>> BEGIN The input

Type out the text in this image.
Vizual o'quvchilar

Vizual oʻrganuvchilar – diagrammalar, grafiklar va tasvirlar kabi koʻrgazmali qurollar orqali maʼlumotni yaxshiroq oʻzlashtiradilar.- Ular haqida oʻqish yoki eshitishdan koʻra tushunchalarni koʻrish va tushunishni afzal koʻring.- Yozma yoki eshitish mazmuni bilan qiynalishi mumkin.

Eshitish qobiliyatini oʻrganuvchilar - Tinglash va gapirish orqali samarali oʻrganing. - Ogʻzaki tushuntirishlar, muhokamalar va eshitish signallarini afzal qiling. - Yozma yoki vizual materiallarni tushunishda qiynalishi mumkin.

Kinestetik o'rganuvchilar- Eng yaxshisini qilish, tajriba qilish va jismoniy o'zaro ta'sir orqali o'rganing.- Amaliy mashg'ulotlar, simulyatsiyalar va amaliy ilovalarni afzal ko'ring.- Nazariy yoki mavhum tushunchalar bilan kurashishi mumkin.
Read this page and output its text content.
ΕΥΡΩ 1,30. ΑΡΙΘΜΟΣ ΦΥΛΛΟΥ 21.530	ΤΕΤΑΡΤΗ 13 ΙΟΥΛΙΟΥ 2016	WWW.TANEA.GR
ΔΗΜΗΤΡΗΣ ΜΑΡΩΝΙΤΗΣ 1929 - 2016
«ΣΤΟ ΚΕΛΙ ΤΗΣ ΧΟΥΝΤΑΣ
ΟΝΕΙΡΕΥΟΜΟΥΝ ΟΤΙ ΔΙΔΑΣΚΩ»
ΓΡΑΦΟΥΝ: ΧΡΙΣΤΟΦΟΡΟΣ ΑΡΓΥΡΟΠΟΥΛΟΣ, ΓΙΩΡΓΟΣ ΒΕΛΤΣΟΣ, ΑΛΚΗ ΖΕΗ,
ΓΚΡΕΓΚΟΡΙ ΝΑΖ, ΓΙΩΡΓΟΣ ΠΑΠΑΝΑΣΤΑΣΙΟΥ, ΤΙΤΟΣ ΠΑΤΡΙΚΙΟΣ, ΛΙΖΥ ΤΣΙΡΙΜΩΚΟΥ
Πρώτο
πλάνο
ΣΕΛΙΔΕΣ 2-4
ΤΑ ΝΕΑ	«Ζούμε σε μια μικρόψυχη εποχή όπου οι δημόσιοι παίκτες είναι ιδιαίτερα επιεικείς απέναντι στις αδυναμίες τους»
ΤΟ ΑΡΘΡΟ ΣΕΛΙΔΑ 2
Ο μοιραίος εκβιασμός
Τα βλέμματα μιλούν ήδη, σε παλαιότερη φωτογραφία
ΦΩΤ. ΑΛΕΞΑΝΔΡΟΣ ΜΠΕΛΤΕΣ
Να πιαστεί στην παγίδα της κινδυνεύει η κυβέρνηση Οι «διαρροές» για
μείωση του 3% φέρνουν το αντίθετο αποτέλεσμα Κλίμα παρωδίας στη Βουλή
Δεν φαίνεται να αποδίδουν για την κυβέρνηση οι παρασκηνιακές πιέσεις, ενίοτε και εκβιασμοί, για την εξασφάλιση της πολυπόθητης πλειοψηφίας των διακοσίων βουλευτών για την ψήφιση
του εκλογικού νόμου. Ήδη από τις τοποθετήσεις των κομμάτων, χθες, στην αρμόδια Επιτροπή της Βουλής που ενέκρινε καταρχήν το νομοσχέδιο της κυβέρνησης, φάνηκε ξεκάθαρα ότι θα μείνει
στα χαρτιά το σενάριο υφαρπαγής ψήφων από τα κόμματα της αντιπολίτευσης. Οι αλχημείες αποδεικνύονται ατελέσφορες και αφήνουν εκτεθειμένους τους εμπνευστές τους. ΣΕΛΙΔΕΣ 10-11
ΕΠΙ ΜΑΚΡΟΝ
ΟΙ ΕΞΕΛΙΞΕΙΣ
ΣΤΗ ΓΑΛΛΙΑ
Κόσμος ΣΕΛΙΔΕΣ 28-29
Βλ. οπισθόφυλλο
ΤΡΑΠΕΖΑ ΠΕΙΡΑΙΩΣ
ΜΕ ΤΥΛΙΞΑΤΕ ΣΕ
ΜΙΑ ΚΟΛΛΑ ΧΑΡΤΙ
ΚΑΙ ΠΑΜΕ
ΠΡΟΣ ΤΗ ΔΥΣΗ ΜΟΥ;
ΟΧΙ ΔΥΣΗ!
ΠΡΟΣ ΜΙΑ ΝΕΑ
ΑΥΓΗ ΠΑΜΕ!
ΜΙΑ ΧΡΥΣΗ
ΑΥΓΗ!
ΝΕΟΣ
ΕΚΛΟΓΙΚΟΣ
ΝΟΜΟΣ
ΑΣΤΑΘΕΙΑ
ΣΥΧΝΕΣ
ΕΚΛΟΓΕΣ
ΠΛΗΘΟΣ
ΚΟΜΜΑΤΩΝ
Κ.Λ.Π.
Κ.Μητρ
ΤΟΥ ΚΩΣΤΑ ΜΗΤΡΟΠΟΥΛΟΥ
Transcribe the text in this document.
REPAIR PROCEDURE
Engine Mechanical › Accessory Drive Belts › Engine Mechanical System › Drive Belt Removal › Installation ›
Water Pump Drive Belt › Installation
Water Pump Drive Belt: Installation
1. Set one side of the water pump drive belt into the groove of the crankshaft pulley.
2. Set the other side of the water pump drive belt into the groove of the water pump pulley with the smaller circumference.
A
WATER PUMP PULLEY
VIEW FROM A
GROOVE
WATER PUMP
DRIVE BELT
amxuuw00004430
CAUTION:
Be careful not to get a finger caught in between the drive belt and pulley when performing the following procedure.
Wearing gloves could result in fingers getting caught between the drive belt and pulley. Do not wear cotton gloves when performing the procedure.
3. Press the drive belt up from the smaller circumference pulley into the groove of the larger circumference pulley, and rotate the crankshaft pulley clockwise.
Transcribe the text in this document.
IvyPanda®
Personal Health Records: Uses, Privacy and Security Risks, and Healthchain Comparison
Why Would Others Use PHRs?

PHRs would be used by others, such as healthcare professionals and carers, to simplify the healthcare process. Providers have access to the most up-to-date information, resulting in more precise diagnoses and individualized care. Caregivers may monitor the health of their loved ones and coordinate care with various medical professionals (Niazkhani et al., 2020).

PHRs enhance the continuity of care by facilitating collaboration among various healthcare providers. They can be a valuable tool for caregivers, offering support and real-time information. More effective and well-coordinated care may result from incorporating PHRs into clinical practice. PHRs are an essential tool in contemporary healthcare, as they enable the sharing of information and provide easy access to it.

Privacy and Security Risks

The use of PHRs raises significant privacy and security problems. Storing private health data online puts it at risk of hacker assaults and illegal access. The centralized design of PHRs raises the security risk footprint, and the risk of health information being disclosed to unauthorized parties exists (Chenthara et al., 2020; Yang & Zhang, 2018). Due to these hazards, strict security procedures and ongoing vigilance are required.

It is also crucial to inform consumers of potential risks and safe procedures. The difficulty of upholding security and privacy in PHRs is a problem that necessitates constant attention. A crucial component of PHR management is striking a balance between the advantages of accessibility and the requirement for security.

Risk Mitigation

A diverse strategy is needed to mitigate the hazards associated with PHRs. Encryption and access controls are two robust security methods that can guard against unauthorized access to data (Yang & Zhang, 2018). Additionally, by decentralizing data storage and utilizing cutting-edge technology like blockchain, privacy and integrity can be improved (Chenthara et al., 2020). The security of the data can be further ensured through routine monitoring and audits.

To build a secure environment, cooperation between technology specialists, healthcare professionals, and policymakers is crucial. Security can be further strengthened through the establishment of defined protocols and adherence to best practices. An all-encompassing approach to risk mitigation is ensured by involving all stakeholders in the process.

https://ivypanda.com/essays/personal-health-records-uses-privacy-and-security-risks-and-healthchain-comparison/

>> END The input

Your task is to extract all of the records exactly.

Type out the text in this image.
Vizual o'quvchilar

Vizual oʻrganuvchilar – diagrammalar, grafiklar va tasvirlar kabi koʻrgazmali qurollar orqali maʼlumotni yaxshiroq oʻzlashtiradilar.- Ular haqida oʻqish yoki eshitishdan koʻra tushunchalarni koʻrish va tushunishni afzal koʻring.- Yozma yoki eshitish mazmuni bilan qiynalishi mumkin.

Eshitish qobiliyatini oʻrganuvchilar - Tinglash va gapirish orqali samarali oʻrganing. - Ogʻzaki tushuntirishlar, muhokamalar va eshitish signallarini afzal qiling. - Yozma yoki vizual materiallarni tushunishda qiynalishi mumkin.

Kinestetik o'rganuvchilar- Eng yaxshisini qilish, tajriba qilish va jismoniy o'zaro ta'sir orqali o'rganing.- Amaliy mashg'ulotlar, simulyatsiyalar va amaliy ilovalarni afzal ko'ring.- Nazariy yoki mavhum tushunchalar bilan kurashishi mumkin.
Read this page and output its text content.
ΕΥΡΩ 1,30. ΑΡΙΘΜΟΣ ΦΥΛΛΟΥ 21.530	ΤΕΤΑΡΤΗ 13 ΙΟΥΛΙΟΥ 2016	WWW.TANEA.GR
ΔΗΜΗΤΡΗΣ ΜΑΡΩΝΙΤΗΣ 1929 - 2016
«ΣΤΟ ΚΕΛΙ ΤΗΣ ΧΟΥΝΤΑΣ
ΟΝΕΙΡΕΥΟΜΟΥΝ ΟΤΙ ΔΙΔΑΣΚΩ»
ΓΡΑΦΟΥΝ: ΧΡΙΣΤΟΦΟΡΟΣ ΑΡΓΥΡΟΠΟΥΛΟΣ, ΓΙΩΡΓΟΣ ΒΕΛΤΣΟΣ, ΑΛΚΗ ΖΕΗ,
ΓΚΡΕΓΚΟΡΙ ΝΑΖ, ΓΙΩΡΓΟΣ ΠΑΠΑΝΑΣΤΑΣΙΟΥ, ΤΙΤΟΣ ΠΑΤΡΙΚΙΟΣ, ΛΙΖΥ ΤΣΙΡΙΜΩΚΟΥ
Πρώτο
πλάνο
ΣΕΛΙΔΕΣ 2-4
ΤΑ ΝΕΑ	«Ζούμε σε μια μικρόψυχη εποχή όπου οι δημόσιοι παίκτες είναι ιδιαίτερα επιεικείς απέναντι στις αδυναμίες τους»
ΤΟ ΑΡΘΡΟ ΣΕΛΙΔΑ 2
Ο μοιραίος εκβιασμός
Τα βλέμματα μιλούν ήδη, σε παλαιότερη φωτογραφία
ΦΩΤ. ΑΛΕΞΑΝΔΡΟΣ ΜΠΕΛΤΕΣ
Να πιαστεί στην παγίδα της κινδυνεύει η κυβέρνηση Οι «διαρροές» για
μείωση του 3% φέρνουν το αντίθετο αποτέλεσμα Κλίμα παρωδίας στη Βουλή
Δεν φαίνεται να αποδίδουν για την κυβέρνηση οι παρασκηνιακές πιέσεις, ενίοτε και εκβιασμοί, για την εξασφάλιση της πολυπόθητης πλειοψηφίας των διακοσίων βουλευτών για την ψήφιση
του εκλογικού νόμου. Ήδη από τις τοποθετήσεις των κομμάτων, χθες, στην αρμόδια Επιτροπή της Βουλής που ενέκρινε καταρχήν το νομοσχέδιο της κυβέρνησης, φάνηκε ξεκάθαρα ότι θα μείνει
στα χαρτιά το σενάριο υφαρπαγής ψήφων από τα κόμματα της αντιπολίτευσης. Οι αλχημείες αποδεικνύονται ατελέσφορες και αφήνουν εκτεθειμένους τους εμπνευστές τους. ΣΕΛΙΔΕΣ 10-11
ΕΠΙ ΜΑΚΡΟΝ
ΟΙ ΕΞΕΛΙΞΕΙΣ
ΣΤΗ ΓΑΛΛΙΑ
Κόσμος ΣΕΛΙΔΕΣ 28-29
Βλ. οπισθόφυλλο
ΤΡΑΠΕΖΑ ΠΕΙΡΑΙΩΣ
ΜΕ ΤΥΛΙΞΑΤΕ ΣΕ
ΜΙΑ ΚΟΛΛΑ ΧΑΡΤΙ
ΚΑΙ ΠΑΜΕ
ΠΡΟΣ ΤΗ ΔΥΣΗ ΜΟΥ;
ΟΧΙ ΔΥΣΗ!
ΠΡΟΣ ΜΙΑ ΝΕΑ
ΑΥΓΗ ΠΑΜΕ!
ΜΙΑ ΧΡΥΣΗ
ΑΥΓΗ!
ΝΕΟΣ
ΕΚΛΟΓΙΚΟΣ
ΝΟΜΟΣ
ΑΣΤΑΘΕΙΑ
ΣΥΧΝΕΣ
ΕΚΛΟΓΕΣ
ΠΛΗΘΟΣ
ΚΟΜΜΑΤΩΝ
Κ.Λ.Π.
Κ.Μητρ
ΤΟΥ ΚΩΣΤΑ ΜΗΤΡΟΠΟΥΛΟΥ
Transcribe the text in this document.
REPAIR PROCEDURE
Engine Mechanical › Accessory Drive Belts › Engine Mechanical System › Drive Belt Removal › Installation ›
Water Pump Drive Belt › Installation
Water Pump Drive Belt: Installation
1. Set one side of the water pump drive belt into the groove of the crankshaft pulley.
2. Set the other side of the water pump drive belt into the groove of the water pump pulley with the smaller circumference.
A
WATER PUMP PULLEY
VIEW FROM A
GROOVE
WATER PUMP
DRIVE BELT
amxuuw00004430
CAUTION:
Be careful not to get a finger caught in between the drive belt and pulley when performing the following procedure.
Wearing gloves could result in fingers getting caught between the drive belt and pulley. Do not wear cotton gloves when performing the procedure.
3. Press the drive belt up from the smaller circumference pulley into the groove of the larger circumference pulley, and rotate the crankshaft pulley clockwise.
Transcribe the text in this document.
IvyPanda®
Personal Health Records: Uses, Privacy and Security Risks, and Healthchain Comparison
Why Would Others Use PHRs?

PHRs would be used by others, such as healthcare professionals and carers, to simplify the healthcare process. Providers have access to the most up-to-date information, resulting in more precise diagnoses and individualized care. Caregivers may monitor the health of their loved ones and coordinate care with various medical professionals (Niazkhani et al., 2020).

PHRs enhance the continuity of care by facilitating collaboration among various healthcare providers. They can be a valuable tool for caregivers, offering support and real-time information. More effective and well-coordinated care may result from incorporating PHRs into clinical practice. PHRs are an essential tool in contemporary healthcare, as they enable the sharing of information and provide easy access to it.

Privacy and Security Risks

The use of PHRs raises significant privacy and security problems. Storing private health data online puts it at risk of hacker assaults and illegal access. The centralized design of PHRs raises the security risk footprint, and the risk of health information being disclosed to unauthorized parties exists (Chenthara et al., 2020; Yang & Zhang, 2018). Due to these hazards, strict security procedures and ongoing vigilance are required.

It is also crucial to inform consumers of potential risks and safe procedures. The difficulty of upholding security and privacy in PHRs is a problem that necessitates constant attention. A crucial component of PHR management is striking a balance between the advantages of accessibility and the requirement for security.

Risk Mitigation

A diverse strategy is needed to mitigate the hazards associated with PHRs. Encryption and access controls are two robust security methods that can guard against unauthorized access to data (Yang & Zhang, 2018). Additionally, by decentralizing data storage and utilizing cutting-edge technology like blockchain, privacy and integrity can be improved (Chenthara et al., 2020). The security of the data can be further ensured through routine monitoring and audits.

To build a secure environment, cooperation between technology specialists, healthcare professionals, and policymakers is crucial. Security can be further strengthened through the establishment of defined protocols and adherence to best practices. An all-encompassing approach to risk mitigation is ensured by involving all stakeholders in the process.

https://ivypanda.com/essays/personal-health-records-uses-privacy-and-security-risks-and-healthchain-comparison/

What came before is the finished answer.